THE PROBLEM
In the following material, identify every line holding the string "Бурятия" and return it.
——————————
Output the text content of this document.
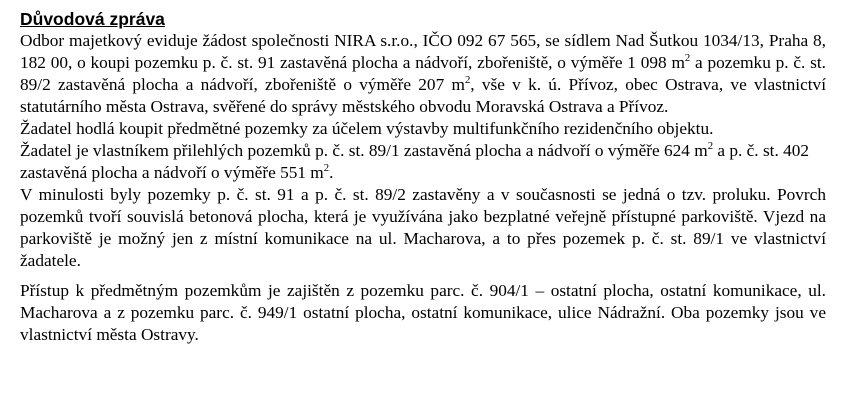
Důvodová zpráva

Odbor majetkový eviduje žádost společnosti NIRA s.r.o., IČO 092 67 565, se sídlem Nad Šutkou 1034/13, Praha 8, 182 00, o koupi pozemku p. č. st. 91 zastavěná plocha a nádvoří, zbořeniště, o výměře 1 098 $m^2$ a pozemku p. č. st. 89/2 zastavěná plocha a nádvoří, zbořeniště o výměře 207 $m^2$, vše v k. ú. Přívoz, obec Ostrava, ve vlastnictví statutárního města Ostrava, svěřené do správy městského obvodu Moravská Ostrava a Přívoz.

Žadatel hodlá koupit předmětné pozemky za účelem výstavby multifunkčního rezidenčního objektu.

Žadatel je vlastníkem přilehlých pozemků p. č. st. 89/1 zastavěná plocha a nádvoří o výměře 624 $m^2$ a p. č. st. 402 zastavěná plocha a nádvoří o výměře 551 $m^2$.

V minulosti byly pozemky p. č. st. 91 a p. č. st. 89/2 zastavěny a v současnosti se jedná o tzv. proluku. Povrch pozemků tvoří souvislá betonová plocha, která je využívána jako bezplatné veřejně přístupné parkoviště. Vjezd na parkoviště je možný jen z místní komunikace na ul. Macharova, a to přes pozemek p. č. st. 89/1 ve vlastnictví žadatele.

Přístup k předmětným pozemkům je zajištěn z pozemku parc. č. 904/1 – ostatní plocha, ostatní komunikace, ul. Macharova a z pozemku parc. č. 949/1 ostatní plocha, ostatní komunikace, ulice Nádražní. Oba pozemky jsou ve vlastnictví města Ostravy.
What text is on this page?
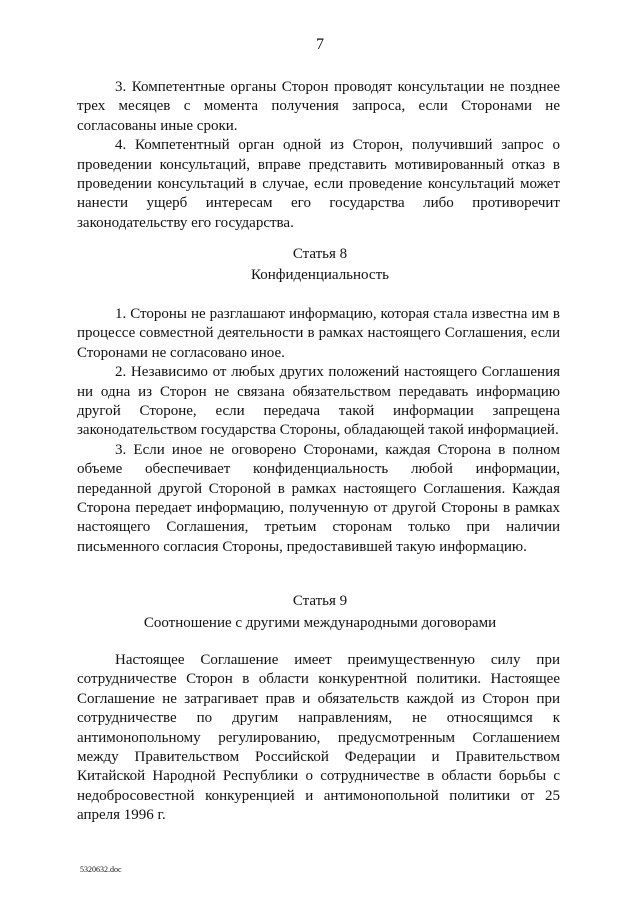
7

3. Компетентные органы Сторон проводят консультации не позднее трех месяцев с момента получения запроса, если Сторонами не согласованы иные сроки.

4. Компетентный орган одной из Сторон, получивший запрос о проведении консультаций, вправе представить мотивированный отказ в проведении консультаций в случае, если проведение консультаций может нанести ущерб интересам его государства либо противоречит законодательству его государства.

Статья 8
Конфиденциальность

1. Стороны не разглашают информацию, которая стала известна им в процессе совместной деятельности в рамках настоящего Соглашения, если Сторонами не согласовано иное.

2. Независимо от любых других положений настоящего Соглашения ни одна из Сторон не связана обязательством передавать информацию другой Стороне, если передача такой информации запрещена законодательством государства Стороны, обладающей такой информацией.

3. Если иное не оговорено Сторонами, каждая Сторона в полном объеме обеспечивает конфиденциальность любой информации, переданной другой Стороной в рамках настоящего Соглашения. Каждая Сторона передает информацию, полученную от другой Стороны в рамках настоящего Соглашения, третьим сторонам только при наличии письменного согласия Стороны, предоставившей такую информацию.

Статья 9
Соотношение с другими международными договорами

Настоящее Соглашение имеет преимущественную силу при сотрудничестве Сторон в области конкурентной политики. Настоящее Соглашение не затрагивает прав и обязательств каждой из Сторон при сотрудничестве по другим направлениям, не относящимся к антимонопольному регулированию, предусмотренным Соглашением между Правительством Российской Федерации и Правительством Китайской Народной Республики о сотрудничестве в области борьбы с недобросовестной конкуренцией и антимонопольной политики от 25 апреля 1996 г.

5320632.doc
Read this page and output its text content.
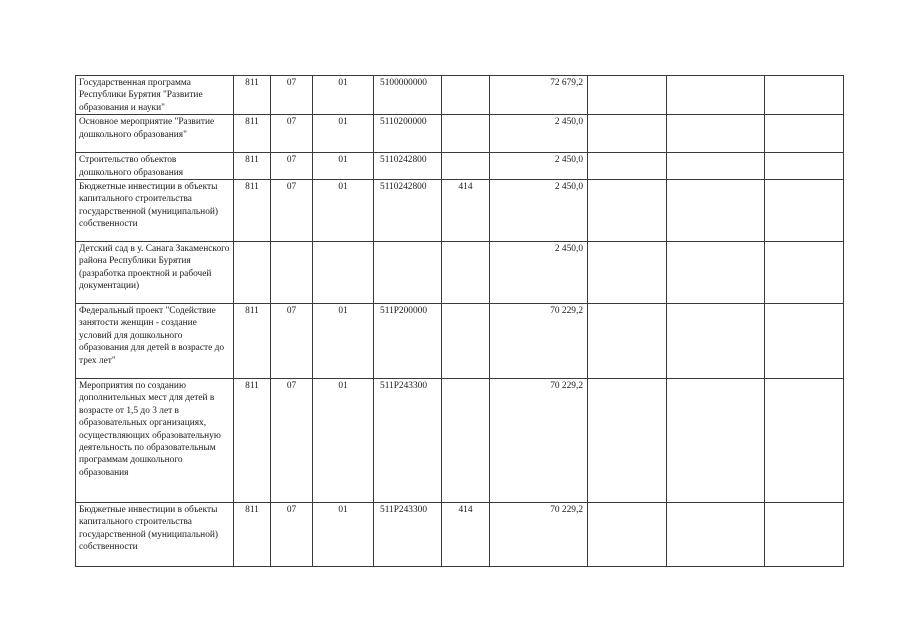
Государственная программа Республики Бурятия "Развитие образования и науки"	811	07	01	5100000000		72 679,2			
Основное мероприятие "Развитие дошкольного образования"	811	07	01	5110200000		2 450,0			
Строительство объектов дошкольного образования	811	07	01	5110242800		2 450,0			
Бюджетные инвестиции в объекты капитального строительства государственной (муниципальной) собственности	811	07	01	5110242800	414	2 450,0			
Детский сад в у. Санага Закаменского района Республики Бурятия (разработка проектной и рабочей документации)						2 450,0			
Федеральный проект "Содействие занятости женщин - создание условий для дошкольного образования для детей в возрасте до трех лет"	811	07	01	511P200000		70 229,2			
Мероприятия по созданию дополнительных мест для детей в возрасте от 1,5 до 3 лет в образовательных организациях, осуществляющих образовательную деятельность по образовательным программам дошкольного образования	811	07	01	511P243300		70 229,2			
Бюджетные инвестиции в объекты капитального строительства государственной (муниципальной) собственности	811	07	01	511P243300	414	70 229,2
——————————
RESULT BELOW
Государственная программа Республики Бурятия "Развитие образования и науки"	811	07	01	5100000000		72 679,2			
Детский сад в у. Санага Закаменского района Республики Бурятия (разработка проектной и рабочей документации)						2 450,0			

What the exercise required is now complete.